Dataset entries
== == ==

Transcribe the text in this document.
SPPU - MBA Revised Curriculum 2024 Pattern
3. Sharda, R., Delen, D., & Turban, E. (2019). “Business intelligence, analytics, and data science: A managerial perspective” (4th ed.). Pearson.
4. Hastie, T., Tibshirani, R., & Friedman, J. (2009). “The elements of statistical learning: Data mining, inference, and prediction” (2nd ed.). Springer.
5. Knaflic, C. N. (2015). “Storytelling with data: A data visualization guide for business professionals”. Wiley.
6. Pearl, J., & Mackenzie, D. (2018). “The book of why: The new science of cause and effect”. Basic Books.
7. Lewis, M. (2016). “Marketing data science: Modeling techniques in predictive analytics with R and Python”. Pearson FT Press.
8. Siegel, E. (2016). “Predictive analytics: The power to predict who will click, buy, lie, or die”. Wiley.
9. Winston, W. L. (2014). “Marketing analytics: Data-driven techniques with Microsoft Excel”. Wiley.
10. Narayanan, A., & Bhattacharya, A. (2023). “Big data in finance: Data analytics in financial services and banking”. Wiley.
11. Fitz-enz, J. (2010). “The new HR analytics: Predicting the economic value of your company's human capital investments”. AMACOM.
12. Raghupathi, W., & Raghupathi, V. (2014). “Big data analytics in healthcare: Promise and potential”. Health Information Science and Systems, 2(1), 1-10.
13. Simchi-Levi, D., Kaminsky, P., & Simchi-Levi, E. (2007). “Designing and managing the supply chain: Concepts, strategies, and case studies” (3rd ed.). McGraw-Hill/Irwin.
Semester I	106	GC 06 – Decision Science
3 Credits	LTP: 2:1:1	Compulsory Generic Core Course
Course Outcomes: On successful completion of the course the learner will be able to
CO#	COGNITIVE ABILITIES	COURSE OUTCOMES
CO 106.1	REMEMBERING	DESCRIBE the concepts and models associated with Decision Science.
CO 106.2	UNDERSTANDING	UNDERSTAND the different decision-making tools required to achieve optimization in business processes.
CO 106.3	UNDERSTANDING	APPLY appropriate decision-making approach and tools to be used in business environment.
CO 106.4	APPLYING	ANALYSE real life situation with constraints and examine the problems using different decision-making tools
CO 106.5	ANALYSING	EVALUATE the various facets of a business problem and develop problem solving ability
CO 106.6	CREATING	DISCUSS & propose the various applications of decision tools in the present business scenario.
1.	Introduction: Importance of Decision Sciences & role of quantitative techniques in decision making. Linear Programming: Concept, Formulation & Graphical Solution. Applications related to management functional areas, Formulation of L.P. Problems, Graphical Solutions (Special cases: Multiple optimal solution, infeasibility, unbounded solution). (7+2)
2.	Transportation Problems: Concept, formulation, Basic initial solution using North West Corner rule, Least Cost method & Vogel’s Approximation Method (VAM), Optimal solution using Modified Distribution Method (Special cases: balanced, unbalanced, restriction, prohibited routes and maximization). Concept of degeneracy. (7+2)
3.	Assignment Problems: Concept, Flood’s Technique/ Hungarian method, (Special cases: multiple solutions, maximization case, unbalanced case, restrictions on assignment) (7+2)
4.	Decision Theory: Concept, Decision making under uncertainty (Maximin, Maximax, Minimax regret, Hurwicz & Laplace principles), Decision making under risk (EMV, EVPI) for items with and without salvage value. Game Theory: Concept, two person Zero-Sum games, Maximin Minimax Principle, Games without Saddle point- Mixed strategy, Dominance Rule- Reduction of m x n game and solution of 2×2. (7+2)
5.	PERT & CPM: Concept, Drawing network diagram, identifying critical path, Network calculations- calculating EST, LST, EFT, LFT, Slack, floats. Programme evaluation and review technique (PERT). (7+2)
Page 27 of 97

== == ==

## WORK TO DO:
Give back the data above exactly as it appears.

## PROBLEM SOLUTION:
Transcribe the text in this document.
SPPU - MBA Revised Curriculum 2024 Pattern
3. Sharda, R., Delen, D., & Turban, E. (2019). “Business intelligence, analytics, and data science: A managerial perspective” (4th ed.). Pearson.
4. Hastie, T., Tibshirani, R., & Friedman, J. (2009). “The elements of statistical learning: Data mining, inference, and prediction” (2nd ed.). Springer.
5. Knaflic, C. N. (2015). “Storytelling with data: A data visualization guide for business professionals”. Wiley.
6. Pearl, J., & Mackenzie, D. (2018). “The book of why: The new science of cause and effect”. Basic Books.
7. Lewis, M. (2016). “Marketing data science: Modeling techniques in predictive analytics with R and Python”. Pearson FT Press.
8. Siegel, E. (2016). “Predictive analytics: The power to predict who will click, buy, lie, or die”. Wiley.
9. Winston, W. L. (2014). “Marketing analytics: Data-driven techniques with Microsoft Excel”. Wiley.
10. Narayanan, A., & Bhattacharya, A. (2023). “Big data in finance: Data analytics in financial services and banking”. Wiley.
11. Fitz-enz, J. (2010). “The new HR analytics: Predicting the economic value of your company's human capital investments”. AMACOM.
12. Raghupathi, W., & Raghupathi, V. (2014). “Big data analytics in healthcare: Promise and potential”. Health Information Science and Systems, 2(1), 1-10.
13. Simchi-Levi, D., Kaminsky, P., & Simchi-Levi, E. (2007). “Designing and managing the supply chain: Concepts, strategies, and case studies” (3rd ed.). McGraw-Hill/Irwin.
Semester I	106	GC 06 – Decision Science
3 Credits	LTP: 2:1:1	Compulsory Generic Core Course
Course Outcomes: On successful completion of the course the learner will be able to
CO#	COGNITIVE ABILITIES	COURSE OUTCOMES
CO 106.1	REMEMBERING	DESCRIBE the concepts and models associated with Decision Science.
CO 106.2	UNDERSTANDING	UNDERSTAND the different decision-making tools required to achieve optimization in business processes.
CO 106.3	UNDERSTANDING	APPLY appropriate decision-making approach and tools to be used in business environment.
CO 106.4	APPLYING	ANALYSE real life situation with constraints and examine the problems using different decision-making tools
CO 106.5	ANALYSING	EVALUATE the various facets of a business problem and develop problem solving ability
CO 106.6	CREATING	DISCUSS & propose the various applications of decision tools in the present business scenario.
1.	Introduction: Importance of Decision Sciences & role of quantitative techniques in decision making. Linear Programming: Concept, Formulation & Graphical Solution. Applications related to management functional areas, Formulation of L.P. Problems, Graphical Solutions (Special cases: Multiple optimal solution, infeasibility, unbounded solution). (7+2)
2.	Transportation Problems: Concept, formulation, Basic initial solution using North West Corner rule, Least Cost method & Vogel’s Approximation Method (VAM), Optimal solution using Modified Distribution Method (Special cases: balanced, unbalanced, restriction, prohibited routes and maximization). Concept of degeneracy. (7+2)
3.	Assignment Problems: Concept, Flood’s Technique/ Hungarian method, (Special cases: multiple solutions, maximization case, unbalanced case, restrictions on assignment) (7+2)
4.	Decision Theory: Concept, Decision making under uncertainty (Maximin, Maximax, Minimax regret, Hurwicz & Laplace principles), Decision making under risk (EMV, EVPI) for items with and without salvage value. Game Theory: Concept, two person Zero-Sum games, Maximin Minimax Principle, Games without Saddle point- Mixed strategy, Dominance Rule- Reduction of m x n game and solution of 2×2. (7+2)
5.	PERT & CPM: Concept, Drawing network diagram, identifying critical path, Network calculations- calculating EST, LST, EFT, LFT, Slack, floats. Programme evaluation and review technique (PERT). (7+2)
Page 27 of 97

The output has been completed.